** Supplied material **
------------------------------

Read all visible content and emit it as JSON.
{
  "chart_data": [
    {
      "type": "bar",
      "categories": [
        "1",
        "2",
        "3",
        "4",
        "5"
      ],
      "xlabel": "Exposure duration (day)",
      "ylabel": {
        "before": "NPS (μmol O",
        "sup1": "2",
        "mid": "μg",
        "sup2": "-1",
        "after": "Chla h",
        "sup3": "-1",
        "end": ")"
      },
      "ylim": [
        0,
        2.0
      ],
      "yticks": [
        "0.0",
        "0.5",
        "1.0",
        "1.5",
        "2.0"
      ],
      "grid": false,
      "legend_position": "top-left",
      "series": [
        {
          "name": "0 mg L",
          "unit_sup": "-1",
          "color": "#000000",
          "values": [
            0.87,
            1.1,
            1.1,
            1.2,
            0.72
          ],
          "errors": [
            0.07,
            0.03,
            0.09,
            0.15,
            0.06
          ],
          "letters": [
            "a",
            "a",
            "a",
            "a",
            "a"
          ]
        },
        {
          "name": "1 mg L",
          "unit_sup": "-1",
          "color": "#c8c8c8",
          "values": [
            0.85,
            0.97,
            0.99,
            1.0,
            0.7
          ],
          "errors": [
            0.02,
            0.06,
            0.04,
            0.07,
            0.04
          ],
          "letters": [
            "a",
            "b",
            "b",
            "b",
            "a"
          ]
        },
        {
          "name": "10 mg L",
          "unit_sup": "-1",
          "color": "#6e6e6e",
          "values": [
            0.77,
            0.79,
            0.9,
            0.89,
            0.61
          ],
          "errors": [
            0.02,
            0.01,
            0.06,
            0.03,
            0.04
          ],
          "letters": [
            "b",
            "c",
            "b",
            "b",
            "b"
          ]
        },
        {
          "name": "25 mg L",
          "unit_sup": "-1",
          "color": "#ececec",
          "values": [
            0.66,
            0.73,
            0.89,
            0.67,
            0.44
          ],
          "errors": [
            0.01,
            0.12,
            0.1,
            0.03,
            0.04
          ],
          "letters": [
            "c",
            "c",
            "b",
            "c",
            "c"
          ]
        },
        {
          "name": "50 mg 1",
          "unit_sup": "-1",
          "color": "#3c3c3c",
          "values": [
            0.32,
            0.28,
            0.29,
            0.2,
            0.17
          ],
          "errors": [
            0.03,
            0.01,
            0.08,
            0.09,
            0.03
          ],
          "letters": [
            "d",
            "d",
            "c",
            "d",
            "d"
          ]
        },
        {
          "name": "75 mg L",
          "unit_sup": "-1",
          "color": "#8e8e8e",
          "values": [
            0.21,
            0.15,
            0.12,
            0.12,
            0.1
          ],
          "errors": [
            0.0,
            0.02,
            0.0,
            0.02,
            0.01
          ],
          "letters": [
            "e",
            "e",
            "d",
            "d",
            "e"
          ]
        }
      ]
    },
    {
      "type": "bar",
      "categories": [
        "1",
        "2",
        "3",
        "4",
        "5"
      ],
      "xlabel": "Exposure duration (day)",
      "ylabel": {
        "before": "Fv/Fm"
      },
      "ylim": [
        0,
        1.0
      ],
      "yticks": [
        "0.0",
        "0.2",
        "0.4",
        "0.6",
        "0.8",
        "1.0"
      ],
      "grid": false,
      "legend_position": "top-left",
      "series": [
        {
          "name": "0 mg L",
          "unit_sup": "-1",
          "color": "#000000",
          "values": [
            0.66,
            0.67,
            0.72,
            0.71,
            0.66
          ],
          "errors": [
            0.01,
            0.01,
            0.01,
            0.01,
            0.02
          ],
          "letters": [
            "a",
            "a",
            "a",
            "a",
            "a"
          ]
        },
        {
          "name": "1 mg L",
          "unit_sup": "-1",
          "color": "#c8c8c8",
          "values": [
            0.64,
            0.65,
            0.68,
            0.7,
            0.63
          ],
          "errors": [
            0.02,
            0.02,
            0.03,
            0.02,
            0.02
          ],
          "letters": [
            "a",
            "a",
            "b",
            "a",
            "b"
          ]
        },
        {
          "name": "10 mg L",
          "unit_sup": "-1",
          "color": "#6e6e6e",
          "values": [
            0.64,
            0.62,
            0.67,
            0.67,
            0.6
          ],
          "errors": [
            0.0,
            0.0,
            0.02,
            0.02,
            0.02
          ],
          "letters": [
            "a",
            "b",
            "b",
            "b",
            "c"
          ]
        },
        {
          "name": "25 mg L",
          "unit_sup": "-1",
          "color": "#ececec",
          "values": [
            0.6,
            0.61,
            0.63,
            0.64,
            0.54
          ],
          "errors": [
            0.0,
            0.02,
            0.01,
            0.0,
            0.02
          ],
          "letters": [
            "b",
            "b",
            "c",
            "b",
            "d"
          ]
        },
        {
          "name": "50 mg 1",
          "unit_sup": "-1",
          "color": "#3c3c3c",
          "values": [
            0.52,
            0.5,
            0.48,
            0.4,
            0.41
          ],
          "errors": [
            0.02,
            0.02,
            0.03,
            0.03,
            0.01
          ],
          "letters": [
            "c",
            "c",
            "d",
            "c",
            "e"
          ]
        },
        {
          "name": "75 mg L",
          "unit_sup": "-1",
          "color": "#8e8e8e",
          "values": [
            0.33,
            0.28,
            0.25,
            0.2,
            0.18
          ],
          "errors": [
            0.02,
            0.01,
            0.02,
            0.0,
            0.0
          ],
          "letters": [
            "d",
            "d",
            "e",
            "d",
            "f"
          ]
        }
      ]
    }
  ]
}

------------------------------

Using the data above, print every record exactly as shown.

** Full response **
Read all visible content and emit it as JSON.
{
  "chart_data": [
    {
      "type": "bar",
      "categories": [
        "1",
        "2",
        "3",
        "4",
        "5"
      ],
      "xlabel": "Exposure duration (day)",
      "ylabel": {
        "before": "NPS (μmol O",
        "sup1": "2",
        "mid": "μg",
        "sup2": "-1",
        "after": "Chla h",
        "sup3": "-1",
        "end": ")"
      },
      "ylim": [
        0,
        2.0
      ],
      "yticks": [
        "0.0",
        "0.5",
        "1.0",
        "1.5",
        "2.0"
      ],
      "grid": false,
      "legend_position": "top-left",
      "series": [
        {
          "name": "0 mg L",
          "unit_sup": "-1",
          "color": "#000000",
          "values": [
            0.87,
            1.1,
            1.1,
            1.2,
            0.72
          ],
          "errors": [
            0.07,
            0.03,
            0.09,
            0.15,
            0.06
          ],
          "letters": [
            "a",
            "a",
            "a",
            "a",
            "a"
          ]
        },
        {
          "name": "1 mg L",
          "unit_sup": "-1",
          "color": "#c8c8c8",
          "values": [
            0.85,
            0.97,
            0.99,
            1.0,
            0.7
          ],
          "errors": [
            0.02,
            0.06,
            0.04,
            0.07,
            0.04
          ],
          "letters": [
            "a",
            "b",
            "b",
            "b",
            "a"
          ]
        },
        {
          "name": "10 mg L",
          "unit_sup": "-1",
          "color": "#6e6e6e",
          "values": [
            0.77,
            0.79,
            0.9,
            0.89,
            0.61
          ],
          "errors": [
            0.02,
            0.01,
            0.06,
            0.03,
            0.04
          ],
          "letters": [
            "b",
            "c",
            "b",
            "b",
            "b"
          ]
        },
        {
          "name": "25 mg L",
          "unit_sup": "-1",
          "color": "#ececec",
          "values": [
            0.66,
            0.73,
            0.89,
            0.67,
            0.44
          ],
          "errors": [
            0.01,
            0.12,
            0.1,
            0.03,
            0.04
          ],
          "letters": [
            "c",
            "c",
            "b",
            "c",
            "c"
          ]
        },
        {
          "name": "50 mg 1",
          "unit_sup": "-1",
          "color": "#3c3c3c",
          "values": [
            0.32,
            0.28,
            0.29,
            0.2,
            0.17
          ],
          "errors": [
            0.03,
            0.01,
            0.08,
            0.09,
            0.03
          ],
          "letters": [
            "d",
            "d",
            "c",
            "d",
            "d"
          ]
        },
        {
          "name": "75 mg L",
          "unit_sup": "-1",
          "color": "#8e8e8e",
          "values": [
            0.21,
            0.15,
            0.12,
            0.12,
            0.1
          ],
          "errors": [
            0.0,
            0.02,
            0.0,
            0.02,
            0.01
          ],
          "letters": [
            "e",
            "e",
            "d",
            "d",
            "e"
          ]
        }
      ]
    },
    {
      "type": "bar",
      "categories": [
        "1",
        "2",
        "3",
        "4",
        "5"
      ],
      "xlabel": "Exposure duration (day)",
      "ylabel": {
        "before": "Fv/Fm"
      },
      "ylim": [
        0,
        1.0
      ],
      "yticks": [
        "0.0",
        "0.2",
        "0.4",
        "0.6",
        "0.8",
        "1.0"
      ],
      "grid": false,
      "legend_position": "top-left",
      "series": [
        {
          "name": "0 mg L",
          "unit_sup": "-1",
          "color": "#000000",
          "values": [
            0.66,
            0.67,
            0.72,
            0.71,
            0.66
          ],
          "errors": [
            0.01,
            0.01,
            0.01,
            0.01,
            0.02
          ],
          "letters": [
            "a",
            "a",
            "a",
            "a",
            "a"
          ]
        },
        {
          "name": "1 mg L",
          "unit_sup": "-1",
          "color": "#c8c8c8",
          "values": [
            0.64,
            0.65,
            0.68,
            0.7,
            0.63
          ],
          "errors": [
            0.02,
            0.02,
            0.03,
            0.02,
            0.02
          ],
          "letters": [
            "a",
            "a",
            "b",
            "a",
            "b"
          ]
        },
        {
          "name": "10 mg L",
          "unit_sup": "-1",
          "color": "#6e6e6e",
          "values": [
            0.64,
            0.62,
            0.67,
            0.67,
            0.6
          ],
          "errors": [
            0.0,
            0.0,
            0.02,
            0.02,
            0.02
          ],
          "letters": [
            "a",
            "b",
            "b",
            "b",
            "c"
          ]
        },
        {
          "name": "25 mg L",
          "unit_sup": "-1",
          "color": "#ececec",
          "values": [
            0.6,
            0.61,
            0.63,
            0.64,
            0.54
          ],
          "errors": [
            0.0,
            0.02,
            0.01,
            0.0,
            0.02
          ],
          "letters": [
            "b",
            "b",
            "c",
            "b",
            "d"
          ]
        },
        {
          "name": "50 mg 1",
          "unit_sup": "-1",
          "color": "#3c3c3c",
          "values": [
            0.52,
            0.5,
            0.48,
            0.4,
            0.41
          ],
          "errors": [
            0.02,
            0.02,
            0.03,
            0.03,
            0.01
          ],
          "letters": [
            "c",
            "c",
            "d",
            "c",
            "e"
          ]
        },
        {
          "name": "75 mg L",
          "unit_sup": "-1",
          "color": "#8e8e8e",
          "values": [
            0.33,
            0.28,
            0.25,
            0.2,
            0.18
          ],
          "errors": [
            0.02,
            0.01,
            0.02,
            0.0,
            0.0
          ],
          "letters": [
            "d",
            "d",
            "e",
            "d",
            "f"
          ]
        }
      ]
    }
  ]
}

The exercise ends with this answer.